= TASK DETAILS =
Extract all lines that hold the string "CONSTRUCTION".

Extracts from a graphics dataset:
((

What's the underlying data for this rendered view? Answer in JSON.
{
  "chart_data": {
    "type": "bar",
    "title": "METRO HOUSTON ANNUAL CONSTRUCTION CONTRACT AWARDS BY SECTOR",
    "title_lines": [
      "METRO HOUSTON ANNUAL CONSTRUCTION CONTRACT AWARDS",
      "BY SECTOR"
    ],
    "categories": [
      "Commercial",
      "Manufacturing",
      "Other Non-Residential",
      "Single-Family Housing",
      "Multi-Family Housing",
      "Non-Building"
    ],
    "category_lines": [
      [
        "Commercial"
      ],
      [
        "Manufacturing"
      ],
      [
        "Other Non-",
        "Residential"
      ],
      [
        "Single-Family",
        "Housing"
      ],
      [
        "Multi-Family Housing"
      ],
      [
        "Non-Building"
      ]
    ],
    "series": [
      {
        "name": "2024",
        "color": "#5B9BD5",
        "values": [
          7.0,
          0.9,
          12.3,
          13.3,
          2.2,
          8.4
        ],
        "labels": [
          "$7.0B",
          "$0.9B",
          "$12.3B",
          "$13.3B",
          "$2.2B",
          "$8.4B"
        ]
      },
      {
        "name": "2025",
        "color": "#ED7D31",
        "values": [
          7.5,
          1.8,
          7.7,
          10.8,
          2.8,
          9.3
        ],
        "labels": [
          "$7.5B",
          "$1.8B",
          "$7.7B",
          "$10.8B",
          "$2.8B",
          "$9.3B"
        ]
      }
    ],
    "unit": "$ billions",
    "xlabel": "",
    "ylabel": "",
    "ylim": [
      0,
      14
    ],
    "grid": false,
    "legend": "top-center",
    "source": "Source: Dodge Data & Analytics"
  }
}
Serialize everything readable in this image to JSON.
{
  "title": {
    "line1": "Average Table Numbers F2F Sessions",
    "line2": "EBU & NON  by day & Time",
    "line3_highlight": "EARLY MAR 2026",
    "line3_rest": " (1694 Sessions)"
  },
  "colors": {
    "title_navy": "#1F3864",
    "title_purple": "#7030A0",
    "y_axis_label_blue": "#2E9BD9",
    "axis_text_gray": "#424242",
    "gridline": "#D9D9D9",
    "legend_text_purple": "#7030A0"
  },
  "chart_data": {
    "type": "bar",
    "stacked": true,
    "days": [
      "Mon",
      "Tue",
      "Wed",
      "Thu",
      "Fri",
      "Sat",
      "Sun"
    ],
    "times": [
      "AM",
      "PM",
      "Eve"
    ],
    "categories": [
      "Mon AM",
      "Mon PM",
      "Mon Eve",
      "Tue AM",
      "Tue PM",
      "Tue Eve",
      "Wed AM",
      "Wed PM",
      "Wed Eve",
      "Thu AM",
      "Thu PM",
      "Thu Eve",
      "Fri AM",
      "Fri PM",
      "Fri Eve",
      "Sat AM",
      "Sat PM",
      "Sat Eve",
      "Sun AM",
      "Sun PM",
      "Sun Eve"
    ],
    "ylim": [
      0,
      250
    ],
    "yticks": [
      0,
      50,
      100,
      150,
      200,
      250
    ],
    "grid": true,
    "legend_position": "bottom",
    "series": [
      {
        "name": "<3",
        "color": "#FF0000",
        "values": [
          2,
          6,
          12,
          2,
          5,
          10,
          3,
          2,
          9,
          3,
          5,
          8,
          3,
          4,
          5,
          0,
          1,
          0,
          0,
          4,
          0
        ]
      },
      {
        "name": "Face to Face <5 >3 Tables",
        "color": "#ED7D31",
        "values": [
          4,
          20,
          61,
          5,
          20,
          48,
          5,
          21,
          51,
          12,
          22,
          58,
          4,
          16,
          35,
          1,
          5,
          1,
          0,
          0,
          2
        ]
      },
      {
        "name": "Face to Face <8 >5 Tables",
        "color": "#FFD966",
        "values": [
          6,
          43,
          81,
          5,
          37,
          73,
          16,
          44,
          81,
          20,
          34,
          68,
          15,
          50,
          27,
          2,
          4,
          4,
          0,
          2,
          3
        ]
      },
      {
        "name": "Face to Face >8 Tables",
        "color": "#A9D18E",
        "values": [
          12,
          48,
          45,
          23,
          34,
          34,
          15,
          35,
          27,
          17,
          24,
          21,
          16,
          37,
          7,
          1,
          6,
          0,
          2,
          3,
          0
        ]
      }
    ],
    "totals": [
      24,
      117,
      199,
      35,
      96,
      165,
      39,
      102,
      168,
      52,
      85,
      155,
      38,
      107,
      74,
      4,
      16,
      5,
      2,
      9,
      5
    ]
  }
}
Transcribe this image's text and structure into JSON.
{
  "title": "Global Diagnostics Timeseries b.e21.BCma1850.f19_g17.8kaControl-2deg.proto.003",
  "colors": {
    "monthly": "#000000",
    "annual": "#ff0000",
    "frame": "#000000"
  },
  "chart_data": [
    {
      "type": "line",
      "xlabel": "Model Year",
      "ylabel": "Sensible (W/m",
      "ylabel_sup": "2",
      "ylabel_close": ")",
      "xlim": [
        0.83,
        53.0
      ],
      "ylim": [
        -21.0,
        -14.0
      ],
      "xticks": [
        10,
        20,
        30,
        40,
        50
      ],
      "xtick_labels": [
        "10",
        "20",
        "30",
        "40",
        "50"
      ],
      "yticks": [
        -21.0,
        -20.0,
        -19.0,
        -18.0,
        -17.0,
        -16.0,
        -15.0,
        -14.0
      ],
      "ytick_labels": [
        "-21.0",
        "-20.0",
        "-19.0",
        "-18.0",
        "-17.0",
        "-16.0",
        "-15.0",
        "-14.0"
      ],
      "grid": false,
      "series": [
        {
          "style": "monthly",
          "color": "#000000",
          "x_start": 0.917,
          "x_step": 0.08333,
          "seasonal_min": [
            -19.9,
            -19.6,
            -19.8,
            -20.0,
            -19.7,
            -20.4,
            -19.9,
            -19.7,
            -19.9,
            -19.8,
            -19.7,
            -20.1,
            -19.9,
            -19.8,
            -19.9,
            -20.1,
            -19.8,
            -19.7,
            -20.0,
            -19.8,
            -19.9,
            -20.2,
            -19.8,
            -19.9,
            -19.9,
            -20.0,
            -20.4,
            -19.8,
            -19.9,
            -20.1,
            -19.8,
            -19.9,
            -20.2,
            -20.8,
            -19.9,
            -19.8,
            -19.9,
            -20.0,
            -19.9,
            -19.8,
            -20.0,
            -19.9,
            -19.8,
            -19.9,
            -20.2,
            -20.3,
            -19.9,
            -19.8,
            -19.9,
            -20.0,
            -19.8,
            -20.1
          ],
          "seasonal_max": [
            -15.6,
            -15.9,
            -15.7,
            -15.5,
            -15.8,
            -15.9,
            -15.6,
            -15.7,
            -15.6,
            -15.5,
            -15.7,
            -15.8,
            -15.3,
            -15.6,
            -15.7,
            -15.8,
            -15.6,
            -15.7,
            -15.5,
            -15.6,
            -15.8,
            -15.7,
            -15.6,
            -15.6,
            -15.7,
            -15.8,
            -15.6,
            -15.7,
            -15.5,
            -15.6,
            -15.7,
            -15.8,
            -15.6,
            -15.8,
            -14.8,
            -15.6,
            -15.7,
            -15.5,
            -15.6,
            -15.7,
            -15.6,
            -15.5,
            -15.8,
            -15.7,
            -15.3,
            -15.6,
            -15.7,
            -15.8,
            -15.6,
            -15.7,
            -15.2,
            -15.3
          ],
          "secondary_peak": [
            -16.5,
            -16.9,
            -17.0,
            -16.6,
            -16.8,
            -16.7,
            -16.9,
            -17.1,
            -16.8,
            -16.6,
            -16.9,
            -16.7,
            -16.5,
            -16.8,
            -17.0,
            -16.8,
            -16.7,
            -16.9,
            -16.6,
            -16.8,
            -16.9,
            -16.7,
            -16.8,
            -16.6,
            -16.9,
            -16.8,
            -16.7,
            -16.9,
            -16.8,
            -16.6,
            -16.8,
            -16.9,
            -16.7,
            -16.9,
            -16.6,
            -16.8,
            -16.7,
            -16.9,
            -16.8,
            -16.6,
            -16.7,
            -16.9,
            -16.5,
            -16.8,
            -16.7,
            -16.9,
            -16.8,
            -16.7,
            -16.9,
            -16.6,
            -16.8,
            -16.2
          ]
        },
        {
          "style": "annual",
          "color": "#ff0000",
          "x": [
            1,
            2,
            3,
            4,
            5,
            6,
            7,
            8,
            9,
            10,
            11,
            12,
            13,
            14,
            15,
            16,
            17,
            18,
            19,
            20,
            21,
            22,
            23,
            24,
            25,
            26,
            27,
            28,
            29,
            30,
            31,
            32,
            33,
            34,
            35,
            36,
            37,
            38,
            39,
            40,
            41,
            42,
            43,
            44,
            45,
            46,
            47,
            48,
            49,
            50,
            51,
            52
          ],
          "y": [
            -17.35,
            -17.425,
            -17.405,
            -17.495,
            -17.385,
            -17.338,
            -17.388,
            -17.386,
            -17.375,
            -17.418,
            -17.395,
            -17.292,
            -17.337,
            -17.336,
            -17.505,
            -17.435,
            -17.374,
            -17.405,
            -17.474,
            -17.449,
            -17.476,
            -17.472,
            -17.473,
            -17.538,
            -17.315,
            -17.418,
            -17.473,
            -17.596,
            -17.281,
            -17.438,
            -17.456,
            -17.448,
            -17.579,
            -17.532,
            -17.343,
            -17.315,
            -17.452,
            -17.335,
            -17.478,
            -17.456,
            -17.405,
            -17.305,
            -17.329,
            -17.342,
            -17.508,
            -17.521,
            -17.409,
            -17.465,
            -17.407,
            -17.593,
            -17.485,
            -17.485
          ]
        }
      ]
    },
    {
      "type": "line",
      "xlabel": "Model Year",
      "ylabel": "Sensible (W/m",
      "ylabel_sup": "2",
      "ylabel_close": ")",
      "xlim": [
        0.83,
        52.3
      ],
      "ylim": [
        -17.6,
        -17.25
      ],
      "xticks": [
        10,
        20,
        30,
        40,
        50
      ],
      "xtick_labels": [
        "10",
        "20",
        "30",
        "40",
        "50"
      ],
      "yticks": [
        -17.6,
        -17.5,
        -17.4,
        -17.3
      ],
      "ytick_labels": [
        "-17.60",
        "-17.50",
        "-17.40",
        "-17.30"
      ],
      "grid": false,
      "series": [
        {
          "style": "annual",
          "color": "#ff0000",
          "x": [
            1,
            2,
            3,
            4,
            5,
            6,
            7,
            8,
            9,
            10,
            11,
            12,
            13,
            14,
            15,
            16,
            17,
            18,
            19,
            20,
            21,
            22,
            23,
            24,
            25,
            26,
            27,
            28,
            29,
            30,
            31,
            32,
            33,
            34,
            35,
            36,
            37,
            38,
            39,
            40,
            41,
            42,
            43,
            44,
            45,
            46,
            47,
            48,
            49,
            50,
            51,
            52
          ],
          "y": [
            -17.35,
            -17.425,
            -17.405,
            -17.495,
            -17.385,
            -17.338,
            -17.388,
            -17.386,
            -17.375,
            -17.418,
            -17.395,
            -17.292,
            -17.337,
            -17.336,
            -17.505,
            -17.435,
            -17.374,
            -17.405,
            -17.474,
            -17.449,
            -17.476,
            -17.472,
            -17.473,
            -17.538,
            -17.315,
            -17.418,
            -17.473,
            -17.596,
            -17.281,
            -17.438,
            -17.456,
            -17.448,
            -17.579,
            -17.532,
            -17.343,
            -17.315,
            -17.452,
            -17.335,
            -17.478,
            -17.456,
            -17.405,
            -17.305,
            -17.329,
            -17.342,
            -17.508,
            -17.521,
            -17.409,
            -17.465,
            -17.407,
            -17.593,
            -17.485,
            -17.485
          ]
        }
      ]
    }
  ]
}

))

= SOLUTION TO THE PROBLEM =
    "title": "METRO HOUSTON ANNUAL CONSTRUCTION CONTRACT AWARDS BY SECTOR",
      "METRO HOUSTON ANNUAL CONSTRUCTION CONTRACT AWARDS",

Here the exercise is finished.